● Records supplied:
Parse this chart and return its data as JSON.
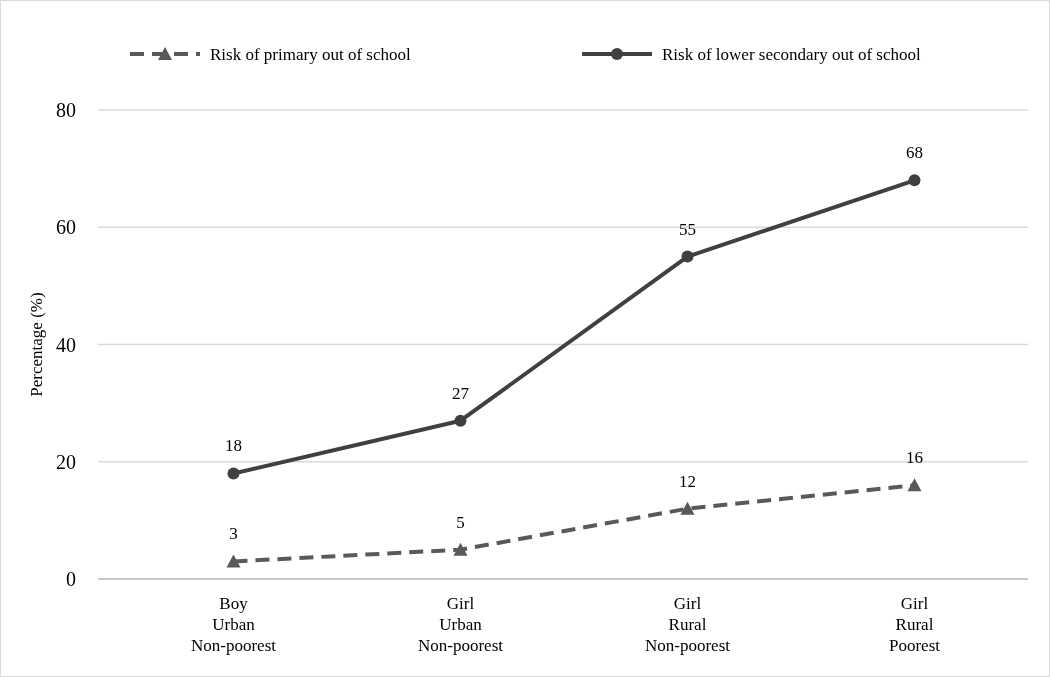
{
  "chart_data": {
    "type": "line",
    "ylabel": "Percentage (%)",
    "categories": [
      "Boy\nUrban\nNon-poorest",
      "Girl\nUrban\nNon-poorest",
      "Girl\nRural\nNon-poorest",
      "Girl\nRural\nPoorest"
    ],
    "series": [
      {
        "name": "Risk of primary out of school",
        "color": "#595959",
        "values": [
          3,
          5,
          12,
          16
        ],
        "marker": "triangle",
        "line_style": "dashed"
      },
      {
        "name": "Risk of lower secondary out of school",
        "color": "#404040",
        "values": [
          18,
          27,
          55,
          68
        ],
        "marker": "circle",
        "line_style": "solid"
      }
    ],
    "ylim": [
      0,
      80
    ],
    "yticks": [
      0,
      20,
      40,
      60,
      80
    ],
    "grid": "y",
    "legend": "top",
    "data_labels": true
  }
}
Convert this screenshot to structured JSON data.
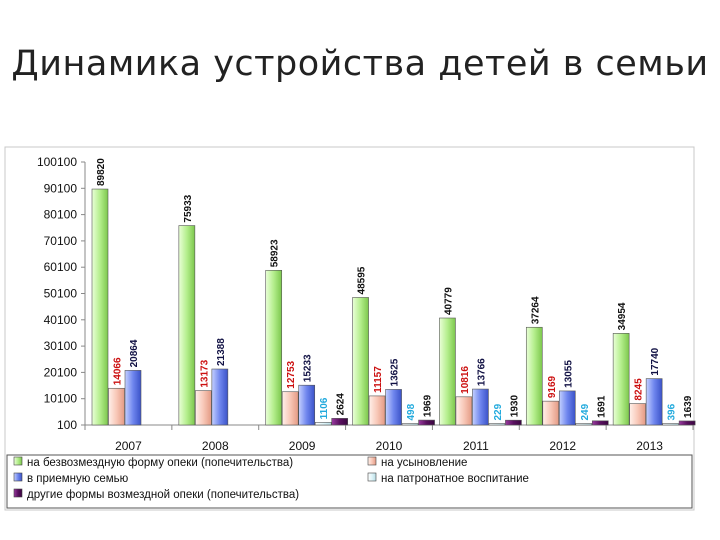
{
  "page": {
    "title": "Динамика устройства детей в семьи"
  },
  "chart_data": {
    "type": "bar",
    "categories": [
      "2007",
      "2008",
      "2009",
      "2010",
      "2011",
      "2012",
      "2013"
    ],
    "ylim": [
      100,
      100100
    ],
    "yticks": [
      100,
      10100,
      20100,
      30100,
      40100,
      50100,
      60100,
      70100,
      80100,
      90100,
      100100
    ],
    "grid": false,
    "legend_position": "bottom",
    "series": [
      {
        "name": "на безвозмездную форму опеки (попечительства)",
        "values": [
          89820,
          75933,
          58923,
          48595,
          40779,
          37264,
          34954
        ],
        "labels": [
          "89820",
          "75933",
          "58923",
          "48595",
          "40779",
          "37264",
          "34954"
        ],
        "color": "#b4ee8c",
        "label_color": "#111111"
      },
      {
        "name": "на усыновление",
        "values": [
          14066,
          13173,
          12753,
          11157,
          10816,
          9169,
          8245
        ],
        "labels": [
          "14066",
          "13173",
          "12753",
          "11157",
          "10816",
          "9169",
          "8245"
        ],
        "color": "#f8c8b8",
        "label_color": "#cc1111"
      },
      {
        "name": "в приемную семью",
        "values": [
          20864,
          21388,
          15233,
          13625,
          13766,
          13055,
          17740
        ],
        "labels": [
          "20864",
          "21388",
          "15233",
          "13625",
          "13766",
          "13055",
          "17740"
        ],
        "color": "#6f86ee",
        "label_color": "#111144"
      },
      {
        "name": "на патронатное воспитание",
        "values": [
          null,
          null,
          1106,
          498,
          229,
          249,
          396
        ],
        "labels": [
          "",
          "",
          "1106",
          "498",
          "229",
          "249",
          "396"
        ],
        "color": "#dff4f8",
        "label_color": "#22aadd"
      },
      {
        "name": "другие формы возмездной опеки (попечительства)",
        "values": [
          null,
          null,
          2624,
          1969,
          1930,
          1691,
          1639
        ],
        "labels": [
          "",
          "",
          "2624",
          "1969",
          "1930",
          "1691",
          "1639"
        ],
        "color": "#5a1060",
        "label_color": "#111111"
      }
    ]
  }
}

● Short task:
Write the entries above out again exactly, but not the pictures.

● Solution to this task:
Parse this chart and return its data as JSON.
{
  "chart_data": {
    "type": "line",
    "ylabel": "Percentage (%)",
    "categories": [
      "Boy\nUrban\nNon-poorest",
      "Girl\nUrban\nNon-poorest",
      "Girl\nRural\nNon-poorest",
      "Girl\nRural\nPoorest"
    ],
    "series": [
      {
        "name": "Risk of primary out of school",
        "color": "#595959",
        "values": [
          3,
          5,
          12,
          16
        ],
        "marker": "triangle",
        "line_style": "dashed"
      },
      {
        "name": "Risk of lower secondary out of school",
        "color": "#404040",
        "values": [
          18,
          27,
          55,
          68
        ],
        "marker": "circle",
        "line_style": "solid"
      }
    ],
    "ylim": [
      0,
      80
    ],
    "yticks": [
      0,
      20,
      40,
      60,
      80
    ],
    "grid": "y",
    "legend": "top",
    "data_labels": true
  }
}
Convert this screenshot to structured JSON data.
{
  "page": {
    "title": "Динамика устройства детей в семьи"
  },
  "chart_data": {
    "type": "bar",
    "categories": [
      "2007",
      "2008",
      "2009",
      "2010",
      "2011",
      "2012",
      "2013"
    ],
    "ylim": [
      100,
      100100
    ],
    "yticks": [
      100,
      10100,
      20100,
      30100,
      40100,
      50100,
      60100,
      70100,
      80100,
      90100,
      100100
    ],
    "grid": false,
    "legend_position": "bottom",
    "series": [
      {
        "name": "на безвозмездную форму опеки (попечительства)",
        "values": [
          89820,
          75933,
          58923,
          48595,
          40779,
          37264,
          34954
        ],
        "labels": [
          "89820",
          "75933",
          "58923",
          "48595",
          "40779",
          "37264",
          "34954"
        ],
        "color": "#b4ee8c",
        "label_color": "#111111"
      },
      {
        "name": "на усыновление",
        "values": [
          14066,
          13173,
          12753,
          11157,
          10816,
          9169,
          8245
        ],
        "labels": [
          "14066",
          "13173",
          "12753",
          "11157",
          "10816",
          "9169",
          "8245"
        ],
        "color": "#f8c8b8",
        "label_color": "#cc1111"
      },
      {
        "name": "в приемную семью",
        "values": [
          20864,
          21388,
          15233,
          13625,
          13766,
          13055,
          17740
        ],
        "labels": [
          "20864",
          "21388",
          "15233",
          "13625",
          "13766",
          "13055",
          "17740"
        ],
        "color": "#6f86ee",
        "label_color": "#111144"
      },
      {
        "name": "на патронатное воспитание",
        "values": [
          null,
          null,
          1106,
          498,
          229,
          249,
          396
        ],
        "labels": [
          "",
          "",
          "1106",
          "498",
          "229",
          "249",
          "396"
        ],
        "color": "#dff4f8",
        "label_color": "#22aadd"
      },
      {
        "name": "другие формы возмездной опеки (попечительства)",
        "values": [
          null,
          null,
          2624,
          1969,
          1930,
          1691,
          1639
        ],
        "labels": [
          "",
          "",
          "2624",
          "1969",
          "1930",
          "1691",
          "1639"
        ],
        "color": "#5a1060",
        "label_color": "#111111"
      }
    ]
  }
}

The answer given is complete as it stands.